+++ Records +++
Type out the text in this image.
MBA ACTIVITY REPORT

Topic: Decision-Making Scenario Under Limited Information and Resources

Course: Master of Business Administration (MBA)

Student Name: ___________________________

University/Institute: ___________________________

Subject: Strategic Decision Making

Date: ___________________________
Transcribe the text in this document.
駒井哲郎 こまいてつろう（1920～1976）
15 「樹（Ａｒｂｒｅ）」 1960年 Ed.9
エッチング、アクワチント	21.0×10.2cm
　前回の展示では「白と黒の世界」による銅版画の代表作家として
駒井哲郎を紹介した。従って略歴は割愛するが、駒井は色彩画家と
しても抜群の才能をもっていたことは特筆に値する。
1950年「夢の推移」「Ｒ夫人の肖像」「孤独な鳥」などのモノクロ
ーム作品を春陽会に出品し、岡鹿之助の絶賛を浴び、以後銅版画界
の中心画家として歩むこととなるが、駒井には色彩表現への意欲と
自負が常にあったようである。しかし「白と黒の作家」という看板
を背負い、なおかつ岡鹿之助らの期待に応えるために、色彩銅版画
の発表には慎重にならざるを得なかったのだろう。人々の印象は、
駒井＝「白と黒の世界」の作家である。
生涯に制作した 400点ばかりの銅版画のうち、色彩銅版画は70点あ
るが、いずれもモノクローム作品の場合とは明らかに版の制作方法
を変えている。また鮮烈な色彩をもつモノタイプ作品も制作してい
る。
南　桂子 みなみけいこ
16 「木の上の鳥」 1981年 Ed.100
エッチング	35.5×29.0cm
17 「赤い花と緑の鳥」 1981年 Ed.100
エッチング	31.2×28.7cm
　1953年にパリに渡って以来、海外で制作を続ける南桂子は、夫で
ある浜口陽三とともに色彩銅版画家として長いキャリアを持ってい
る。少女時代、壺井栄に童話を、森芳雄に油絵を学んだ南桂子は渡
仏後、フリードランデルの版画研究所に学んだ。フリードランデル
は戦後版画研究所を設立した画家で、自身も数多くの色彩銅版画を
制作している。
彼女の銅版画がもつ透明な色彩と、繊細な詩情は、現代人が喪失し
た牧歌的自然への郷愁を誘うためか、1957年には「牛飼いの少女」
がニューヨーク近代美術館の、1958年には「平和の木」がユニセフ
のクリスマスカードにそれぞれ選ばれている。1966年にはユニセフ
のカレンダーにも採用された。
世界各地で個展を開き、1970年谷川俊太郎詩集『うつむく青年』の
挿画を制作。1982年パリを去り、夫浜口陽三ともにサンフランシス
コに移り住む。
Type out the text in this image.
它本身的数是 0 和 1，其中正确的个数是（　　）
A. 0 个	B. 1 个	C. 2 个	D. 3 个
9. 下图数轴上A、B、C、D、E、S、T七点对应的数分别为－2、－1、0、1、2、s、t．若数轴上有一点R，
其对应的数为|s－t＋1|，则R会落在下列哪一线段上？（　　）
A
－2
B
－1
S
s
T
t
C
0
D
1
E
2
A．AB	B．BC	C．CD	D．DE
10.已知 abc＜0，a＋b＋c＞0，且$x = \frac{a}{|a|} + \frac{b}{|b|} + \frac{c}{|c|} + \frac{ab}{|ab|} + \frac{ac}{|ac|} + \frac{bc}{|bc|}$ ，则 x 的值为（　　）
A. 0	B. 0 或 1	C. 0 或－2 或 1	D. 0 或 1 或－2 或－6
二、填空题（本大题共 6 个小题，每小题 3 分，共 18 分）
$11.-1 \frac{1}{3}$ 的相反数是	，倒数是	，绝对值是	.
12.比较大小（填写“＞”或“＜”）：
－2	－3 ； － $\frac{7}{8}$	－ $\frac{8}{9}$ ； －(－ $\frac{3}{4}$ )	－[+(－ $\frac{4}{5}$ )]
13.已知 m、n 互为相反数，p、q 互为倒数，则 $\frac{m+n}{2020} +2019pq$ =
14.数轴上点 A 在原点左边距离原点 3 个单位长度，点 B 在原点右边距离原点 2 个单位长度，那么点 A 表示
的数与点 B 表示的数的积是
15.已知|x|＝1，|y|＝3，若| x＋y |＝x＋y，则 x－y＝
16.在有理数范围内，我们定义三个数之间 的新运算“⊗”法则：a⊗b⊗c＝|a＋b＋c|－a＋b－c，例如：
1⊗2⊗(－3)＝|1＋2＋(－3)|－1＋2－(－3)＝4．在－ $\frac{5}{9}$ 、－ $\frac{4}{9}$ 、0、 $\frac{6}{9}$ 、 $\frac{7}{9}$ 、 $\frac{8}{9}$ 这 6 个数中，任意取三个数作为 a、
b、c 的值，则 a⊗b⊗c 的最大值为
+++
§ **What you are asked to do**: Scan the lines for the string "Making". Pick out every line that has it.

§ **Result of this exercise**:
Topic: Decision-Making Scenario Under Limited Information and Resources
Subject: Strategic Decision Making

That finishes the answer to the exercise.